### WHAT IS EXPECTED
Restate the listing below word for word, omitting any images.

### EXERCISE DATA
==========

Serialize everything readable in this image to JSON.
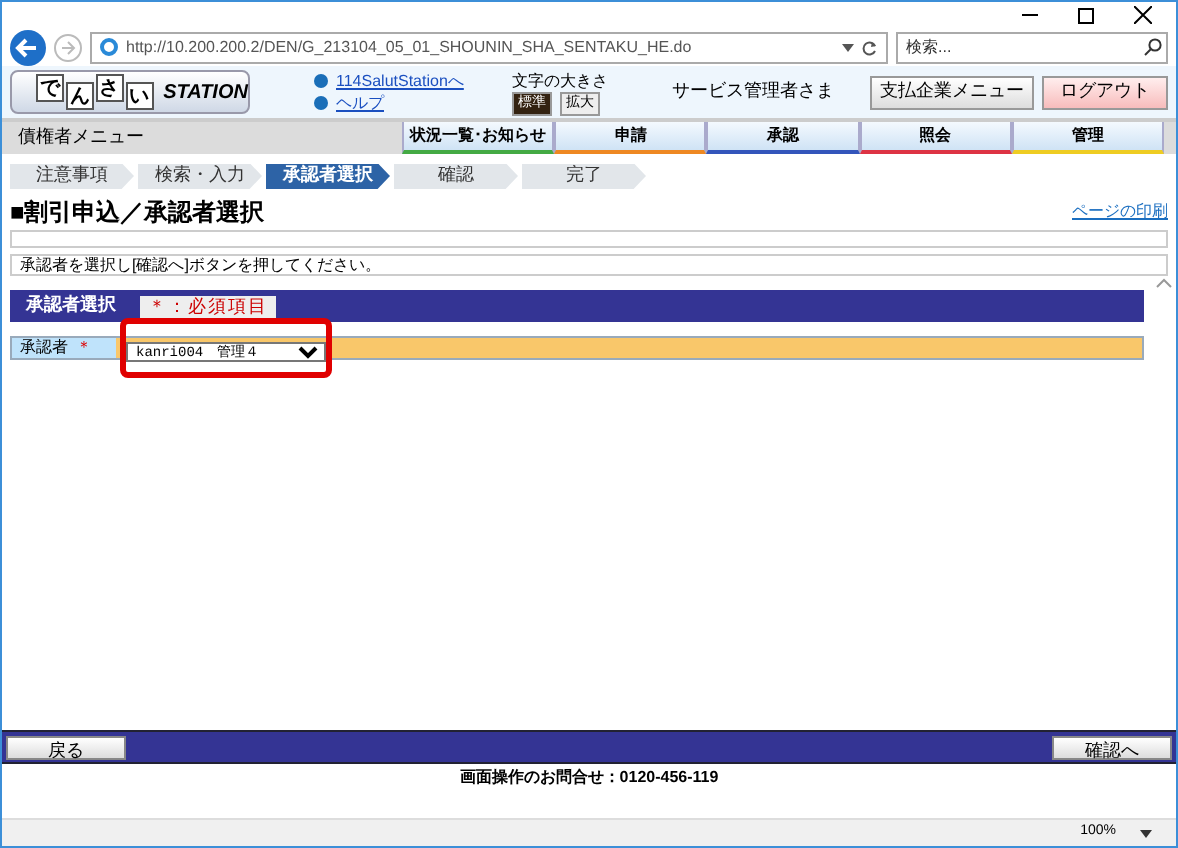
{
  "browser": {
    "url": "http://10.200.200.2/DEN/G_213104_05_01_SHOUNIN_SHA_SENTAKU_HE.do",
    "search": {
      "placeholder": "検索..."
    },
    "zoom": "100%"
  },
  "header": {
    "logo_chars": [
      "で",
      "ん",
      "さ",
      "い"
    ],
    "logo_word": "STATION",
    "links": [
      "114SalutStationへ",
      "ヘルプ"
    ],
    "font_size_label": "文字の大きさ",
    "font_sizes": [
      {
        "label": "標準",
        "selected": true
      },
      {
        "label": "拡大",
        "selected": false
      }
    ],
    "user": "サービス管理者さま",
    "menu_button": "支払企業メニュー",
    "logout_button": "ログアウト"
  },
  "nav": {
    "menu_label": "債権者メニュー",
    "tabs": [
      {
        "label": "状況一覧･お知らせ",
        "color": "#44aa44"
      },
      {
        "label": "申請",
        "color": "#ee8822"
      },
      {
        "label": "承認",
        "color": "#3355bb"
      },
      {
        "label": "照会",
        "color": "#dd3344"
      },
      {
        "label": "管理",
        "color": "#eecc22"
      }
    ]
  },
  "steps": [
    {
      "label": "注意事項",
      "selected": false
    },
    {
      "label": "検索・入力",
      "selected": false
    },
    {
      "label": "承認者選択",
      "selected": true
    },
    {
      "label": "確認",
      "selected": false
    },
    {
      "label": "完了",
      "selected": false
    }
  ],
  "page": {
    "title": "■割引申込／承認者選択",
    "print_link": "ページの印刷",
    "instruction": "承認者を選択し[確認へ]ボタンを押してください。"
  },
  "section": {
    "title": "承認者選択",
    "required_badge": "＊：必須項目",
    "field_label": "承認者",
    "required_mark": "＊",
    "select_value": "kanri004　管理４"
  },
  "footer": {
    "back_button": "戻る",
    "next_button": "確認へ",
    "contact": "画面操作のお問合せ：0120-456-119"
  }
}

==========

### ANSWER IN FULL
Serialize everything readable in this image to JSON.
{
  "browser": {
    "url": "http://10.200.200.2/DEN/G_213104_05_01_SHOUNIN_SHA_SENTAKU_HE.do",
    "search": {
      "placeholder": "検索..."
    },
    "zoom": "100%"
  },
  "header": {
    "logo_chars": [
      "で",
      "ん",
      "さ",
      "い"
    ],
    "logo_word": "STATION",
    "links": [
      "114SalutStationへ",
      "ヘルプ"
    ],
    "font_size_label": "文字の大きさ",
    "font_sizes": [
      {
        "label": "標準",
        "selected": true
      },
      {
        "label": "拡大",
        "selected": false
      }
    ],
    "user": "サービス管理者さま",
    "menu_button": "支払企業メニュー",
    "logout_button": "ログアウト"
  },
  "nav": {
    "menu_label": "債権者メニュー",
    "tabs": [
      {
        "label": "状況一覧･お知らせ",
        "color": "#44aa44"
      },
      {
        "label": "申請",
        "color": "#ee8822"
      },
      {
        "label": "承認",
        "color": "#3355bb"
      },
      {
        "label": "照会",
        "color": "#dd3344"
      },
      {
        "label": "管理",
        "color": "#eecc22"
      }
    ]
  },
  "steps": [
    {
      "label": "注意事項",
      "selected": false
    },
    {
      "label": "検索・入力",
      "selected": false
    },
    {
      "label": "承認者選択",
      "selected": true
    },
    {
      "label": "確認",
      "selected": false
    },
    {
      "label": "完了",
      "selected": false
    }
  ],
  "page": {
    "title": "■割引申込／承認者選択",
    "print_link": "ページの印刷",
    "instruction": "承認者を選択し[確認へ]ボタンを押してください。"
  },
  "section": {
    "title": "承認者選択",
    "required_badge": "＊：必須項目",
    "field_label": "承認者",
    "required_mark": "＊",
    "select_value": "kanri004　管理４"
  },
  "footer": {
    "back_button": "戻る",
    "next_button": "確認へ",
    "contact": "画面操作のお問合せ：0120-456-119"
  }
}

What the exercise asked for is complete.